**Exercise requirements:** What follows is a set of records, each of which is to be written out exactly.

Data excerpts
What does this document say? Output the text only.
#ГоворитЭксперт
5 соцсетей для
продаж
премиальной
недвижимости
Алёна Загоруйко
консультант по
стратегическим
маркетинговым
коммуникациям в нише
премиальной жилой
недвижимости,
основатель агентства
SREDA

**Solution for this exercise:**
What does this document say? Output the text only.
#ГоворитЭксперт
5 соцсетей для
продаж
премиальной
недвижимости
Алёна Загоруйко
консультант по
стратегическим
маркетинговым
коммуникациям в нише
премиальной жилой
недвижимости,
основатель агентства
SREDA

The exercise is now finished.